**RECORDS SUPPLIED**
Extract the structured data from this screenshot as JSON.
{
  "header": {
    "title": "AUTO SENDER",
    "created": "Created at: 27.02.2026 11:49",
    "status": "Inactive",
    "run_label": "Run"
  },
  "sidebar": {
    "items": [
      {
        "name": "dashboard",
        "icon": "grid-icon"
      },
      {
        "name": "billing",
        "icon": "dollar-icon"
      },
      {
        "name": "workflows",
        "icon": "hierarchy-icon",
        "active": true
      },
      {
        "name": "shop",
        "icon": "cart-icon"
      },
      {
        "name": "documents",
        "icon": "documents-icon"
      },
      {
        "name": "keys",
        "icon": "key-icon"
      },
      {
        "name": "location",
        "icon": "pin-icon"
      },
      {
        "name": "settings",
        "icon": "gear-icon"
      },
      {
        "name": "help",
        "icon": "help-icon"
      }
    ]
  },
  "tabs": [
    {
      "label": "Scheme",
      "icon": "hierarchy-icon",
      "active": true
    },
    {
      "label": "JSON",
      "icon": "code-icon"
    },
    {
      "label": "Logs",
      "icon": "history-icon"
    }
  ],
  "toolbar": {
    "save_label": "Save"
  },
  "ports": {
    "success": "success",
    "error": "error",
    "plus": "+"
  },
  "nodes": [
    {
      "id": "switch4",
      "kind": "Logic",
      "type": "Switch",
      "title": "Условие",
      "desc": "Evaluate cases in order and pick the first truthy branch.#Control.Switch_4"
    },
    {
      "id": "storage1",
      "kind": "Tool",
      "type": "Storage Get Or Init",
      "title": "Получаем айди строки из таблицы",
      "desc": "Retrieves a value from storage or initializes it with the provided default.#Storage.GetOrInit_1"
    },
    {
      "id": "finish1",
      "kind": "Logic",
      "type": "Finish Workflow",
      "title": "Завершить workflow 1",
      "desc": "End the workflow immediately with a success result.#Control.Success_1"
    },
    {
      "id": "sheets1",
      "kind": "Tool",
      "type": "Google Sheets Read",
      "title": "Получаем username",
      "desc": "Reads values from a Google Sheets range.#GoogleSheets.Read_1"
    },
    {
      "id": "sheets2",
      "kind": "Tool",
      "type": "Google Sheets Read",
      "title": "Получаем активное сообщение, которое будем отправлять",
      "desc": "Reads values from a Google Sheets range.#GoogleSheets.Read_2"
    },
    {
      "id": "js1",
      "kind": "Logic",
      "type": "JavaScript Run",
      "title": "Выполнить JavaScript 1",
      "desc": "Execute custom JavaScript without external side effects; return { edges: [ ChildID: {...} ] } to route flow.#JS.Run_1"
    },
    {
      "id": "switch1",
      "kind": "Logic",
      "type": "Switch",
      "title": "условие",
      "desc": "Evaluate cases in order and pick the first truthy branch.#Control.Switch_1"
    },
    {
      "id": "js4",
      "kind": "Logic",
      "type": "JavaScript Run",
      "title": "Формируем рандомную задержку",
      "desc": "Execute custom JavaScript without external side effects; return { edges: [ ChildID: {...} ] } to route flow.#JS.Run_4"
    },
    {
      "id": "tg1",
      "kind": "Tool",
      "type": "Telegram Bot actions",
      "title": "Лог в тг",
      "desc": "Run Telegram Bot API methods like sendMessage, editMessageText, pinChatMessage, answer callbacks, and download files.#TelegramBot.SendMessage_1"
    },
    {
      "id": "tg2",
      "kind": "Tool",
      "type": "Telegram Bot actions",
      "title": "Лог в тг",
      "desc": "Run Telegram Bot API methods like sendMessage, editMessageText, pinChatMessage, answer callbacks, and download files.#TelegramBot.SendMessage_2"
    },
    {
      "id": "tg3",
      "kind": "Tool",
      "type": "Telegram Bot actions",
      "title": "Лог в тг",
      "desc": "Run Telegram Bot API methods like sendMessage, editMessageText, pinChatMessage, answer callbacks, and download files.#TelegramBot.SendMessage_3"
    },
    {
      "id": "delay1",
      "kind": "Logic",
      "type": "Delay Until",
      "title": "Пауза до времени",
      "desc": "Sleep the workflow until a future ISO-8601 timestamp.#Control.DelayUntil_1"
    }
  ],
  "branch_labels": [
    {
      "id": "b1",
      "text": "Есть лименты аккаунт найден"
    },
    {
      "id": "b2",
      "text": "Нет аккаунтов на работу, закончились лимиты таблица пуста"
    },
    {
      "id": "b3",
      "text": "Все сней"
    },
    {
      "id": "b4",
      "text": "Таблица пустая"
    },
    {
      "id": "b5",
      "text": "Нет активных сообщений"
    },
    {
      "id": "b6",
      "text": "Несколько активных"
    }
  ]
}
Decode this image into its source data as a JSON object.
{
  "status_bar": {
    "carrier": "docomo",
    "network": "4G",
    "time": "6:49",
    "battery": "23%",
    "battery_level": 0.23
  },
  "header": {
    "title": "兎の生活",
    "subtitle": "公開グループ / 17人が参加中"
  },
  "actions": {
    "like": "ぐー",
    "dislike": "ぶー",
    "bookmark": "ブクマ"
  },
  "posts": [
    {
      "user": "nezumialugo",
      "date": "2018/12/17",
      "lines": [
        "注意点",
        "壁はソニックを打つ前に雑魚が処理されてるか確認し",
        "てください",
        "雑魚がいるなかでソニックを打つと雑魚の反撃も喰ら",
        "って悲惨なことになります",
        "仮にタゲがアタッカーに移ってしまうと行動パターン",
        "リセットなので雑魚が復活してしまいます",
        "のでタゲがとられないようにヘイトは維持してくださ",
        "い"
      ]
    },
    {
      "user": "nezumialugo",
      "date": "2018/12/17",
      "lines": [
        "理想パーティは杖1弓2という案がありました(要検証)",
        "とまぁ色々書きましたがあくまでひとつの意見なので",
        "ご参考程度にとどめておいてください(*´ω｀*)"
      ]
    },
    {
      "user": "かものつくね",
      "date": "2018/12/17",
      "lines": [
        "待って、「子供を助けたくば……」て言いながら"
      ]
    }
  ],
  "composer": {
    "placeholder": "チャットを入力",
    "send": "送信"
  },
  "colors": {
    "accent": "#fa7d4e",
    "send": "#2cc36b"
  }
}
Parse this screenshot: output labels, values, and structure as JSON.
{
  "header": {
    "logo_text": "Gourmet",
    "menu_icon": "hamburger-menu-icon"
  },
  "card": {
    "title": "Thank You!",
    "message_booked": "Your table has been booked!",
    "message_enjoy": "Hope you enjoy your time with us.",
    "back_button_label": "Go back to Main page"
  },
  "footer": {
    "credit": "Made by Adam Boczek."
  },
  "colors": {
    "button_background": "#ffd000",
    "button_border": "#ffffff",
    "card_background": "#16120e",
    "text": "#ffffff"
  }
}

**REQUIRED TASK**
Begin with the line that contains "Parse this screenshot: output" and quote each line after it exactly, stopping after the last line of the data.

**WORKED SOLUTION**
Parse this screenshot: output labels, values, and structure as JSON.
{
  "header": {
    "logo_text": "Gourmet",
    "menu_icon": "hamburger-menu-icon"
  },
  "card": {
    "title": "Thank You!",
    "message_booked": "Your table has been booked!",
    "message_enjoy": "Hope you enjoy your time with us.",
    "back_button_label": "Go back to Main page"
  },
  "footer": {
    "credit": "Made by Adam Boczek."
  },
  "colors": {
    "button_background": "#ffd000",
    "button_border": "#ffffff",
    "card_background": "#16120e",
    "text": "#ffffff"
  }
}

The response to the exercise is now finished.